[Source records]
........

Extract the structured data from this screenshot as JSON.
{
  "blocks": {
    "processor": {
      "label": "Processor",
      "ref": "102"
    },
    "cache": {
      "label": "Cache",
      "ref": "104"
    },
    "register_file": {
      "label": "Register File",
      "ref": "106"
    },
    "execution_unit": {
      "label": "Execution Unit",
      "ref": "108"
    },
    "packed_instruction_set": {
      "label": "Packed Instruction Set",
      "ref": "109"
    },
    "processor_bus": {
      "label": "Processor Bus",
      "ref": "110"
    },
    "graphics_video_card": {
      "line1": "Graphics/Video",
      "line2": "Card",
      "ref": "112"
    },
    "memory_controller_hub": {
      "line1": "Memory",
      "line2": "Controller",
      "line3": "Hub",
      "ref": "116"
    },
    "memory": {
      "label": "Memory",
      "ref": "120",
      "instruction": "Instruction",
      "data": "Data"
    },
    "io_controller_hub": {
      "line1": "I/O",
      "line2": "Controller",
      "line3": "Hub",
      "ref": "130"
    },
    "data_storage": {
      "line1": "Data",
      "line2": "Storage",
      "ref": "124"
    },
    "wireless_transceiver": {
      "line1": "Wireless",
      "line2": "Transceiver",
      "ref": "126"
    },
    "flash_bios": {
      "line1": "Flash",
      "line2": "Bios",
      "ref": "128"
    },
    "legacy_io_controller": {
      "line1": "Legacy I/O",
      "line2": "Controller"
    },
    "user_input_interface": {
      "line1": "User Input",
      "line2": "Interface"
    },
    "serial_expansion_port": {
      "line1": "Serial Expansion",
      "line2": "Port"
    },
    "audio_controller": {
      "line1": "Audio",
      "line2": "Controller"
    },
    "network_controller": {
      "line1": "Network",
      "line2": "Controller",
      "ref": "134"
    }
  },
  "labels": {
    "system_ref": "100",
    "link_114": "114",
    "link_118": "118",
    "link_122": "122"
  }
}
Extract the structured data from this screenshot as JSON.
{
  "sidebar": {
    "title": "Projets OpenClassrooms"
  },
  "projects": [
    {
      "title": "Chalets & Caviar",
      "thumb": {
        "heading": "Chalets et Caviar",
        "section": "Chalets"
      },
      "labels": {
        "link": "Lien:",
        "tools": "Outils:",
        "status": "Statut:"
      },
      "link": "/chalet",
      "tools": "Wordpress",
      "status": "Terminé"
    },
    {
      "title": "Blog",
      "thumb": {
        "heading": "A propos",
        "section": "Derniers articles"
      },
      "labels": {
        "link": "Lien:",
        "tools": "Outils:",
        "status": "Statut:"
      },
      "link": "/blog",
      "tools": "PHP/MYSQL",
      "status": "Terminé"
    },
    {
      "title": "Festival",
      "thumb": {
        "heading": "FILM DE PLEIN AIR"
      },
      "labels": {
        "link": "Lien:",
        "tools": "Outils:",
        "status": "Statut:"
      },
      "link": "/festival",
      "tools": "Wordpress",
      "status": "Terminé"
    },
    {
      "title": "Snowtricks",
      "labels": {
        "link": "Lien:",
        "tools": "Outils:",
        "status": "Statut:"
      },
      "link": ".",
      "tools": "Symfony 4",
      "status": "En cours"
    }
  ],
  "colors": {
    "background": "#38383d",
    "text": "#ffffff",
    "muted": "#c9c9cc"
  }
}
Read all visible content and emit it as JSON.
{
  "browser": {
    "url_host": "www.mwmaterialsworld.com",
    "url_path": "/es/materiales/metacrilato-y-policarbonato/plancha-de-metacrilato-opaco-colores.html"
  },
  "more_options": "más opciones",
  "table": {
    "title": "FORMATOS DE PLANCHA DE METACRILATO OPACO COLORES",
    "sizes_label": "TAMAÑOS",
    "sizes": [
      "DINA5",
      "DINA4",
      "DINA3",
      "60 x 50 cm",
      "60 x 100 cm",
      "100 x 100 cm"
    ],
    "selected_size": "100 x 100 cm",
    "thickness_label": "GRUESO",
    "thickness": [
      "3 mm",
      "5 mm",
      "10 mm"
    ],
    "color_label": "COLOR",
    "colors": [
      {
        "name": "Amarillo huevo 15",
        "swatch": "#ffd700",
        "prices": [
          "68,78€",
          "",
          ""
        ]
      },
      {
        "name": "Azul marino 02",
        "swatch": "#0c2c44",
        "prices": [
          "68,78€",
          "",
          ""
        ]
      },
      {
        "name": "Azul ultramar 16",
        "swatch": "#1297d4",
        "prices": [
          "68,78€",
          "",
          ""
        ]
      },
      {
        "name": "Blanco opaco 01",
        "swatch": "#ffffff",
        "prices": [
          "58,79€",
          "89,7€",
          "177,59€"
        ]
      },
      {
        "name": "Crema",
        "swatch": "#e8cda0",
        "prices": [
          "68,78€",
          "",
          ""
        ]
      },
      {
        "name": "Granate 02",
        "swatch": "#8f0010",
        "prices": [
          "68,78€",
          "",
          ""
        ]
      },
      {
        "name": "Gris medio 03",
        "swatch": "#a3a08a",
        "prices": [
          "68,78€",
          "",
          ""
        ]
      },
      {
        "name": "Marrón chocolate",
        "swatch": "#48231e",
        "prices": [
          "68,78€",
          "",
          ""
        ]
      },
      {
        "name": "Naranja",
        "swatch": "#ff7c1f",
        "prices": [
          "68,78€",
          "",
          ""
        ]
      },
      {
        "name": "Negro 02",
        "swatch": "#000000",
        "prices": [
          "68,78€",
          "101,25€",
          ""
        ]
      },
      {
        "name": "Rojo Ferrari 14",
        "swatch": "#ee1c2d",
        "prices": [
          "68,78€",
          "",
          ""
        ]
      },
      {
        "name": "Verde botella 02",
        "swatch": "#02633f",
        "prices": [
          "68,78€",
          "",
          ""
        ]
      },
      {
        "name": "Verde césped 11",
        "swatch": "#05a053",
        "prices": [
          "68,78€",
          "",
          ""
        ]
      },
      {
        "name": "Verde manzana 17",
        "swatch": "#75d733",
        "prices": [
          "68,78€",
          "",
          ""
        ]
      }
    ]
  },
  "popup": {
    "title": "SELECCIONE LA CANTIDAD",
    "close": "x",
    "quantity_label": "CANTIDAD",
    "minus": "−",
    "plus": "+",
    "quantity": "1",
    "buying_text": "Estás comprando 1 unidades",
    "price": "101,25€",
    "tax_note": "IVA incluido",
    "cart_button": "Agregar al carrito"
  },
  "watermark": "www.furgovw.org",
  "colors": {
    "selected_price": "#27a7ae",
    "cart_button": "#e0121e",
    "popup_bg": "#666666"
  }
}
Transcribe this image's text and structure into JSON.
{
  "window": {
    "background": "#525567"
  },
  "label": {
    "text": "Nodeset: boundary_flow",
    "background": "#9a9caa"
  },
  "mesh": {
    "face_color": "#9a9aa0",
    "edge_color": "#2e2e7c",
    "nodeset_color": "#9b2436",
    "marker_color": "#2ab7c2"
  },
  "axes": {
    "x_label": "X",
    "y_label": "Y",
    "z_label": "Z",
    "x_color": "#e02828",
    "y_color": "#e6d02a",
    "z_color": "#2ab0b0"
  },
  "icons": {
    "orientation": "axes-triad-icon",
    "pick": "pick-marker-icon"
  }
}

........

» **STATED GOAL**
Scan the material above. Return every line containing the string "title".

» **COMPLETE OUTPUT**
    "title": "Projets OpenClassrooms"
      "title": "Chalets & Caviar",
      "title": "Blog",
      "title": "Festival",
      "title": "Snowtricks",
    "title": "FORMATOS DE PLANCHA DE METACRILATO OPACO COLORES",
    "title": "SELECCIONE LA CANTIDAD",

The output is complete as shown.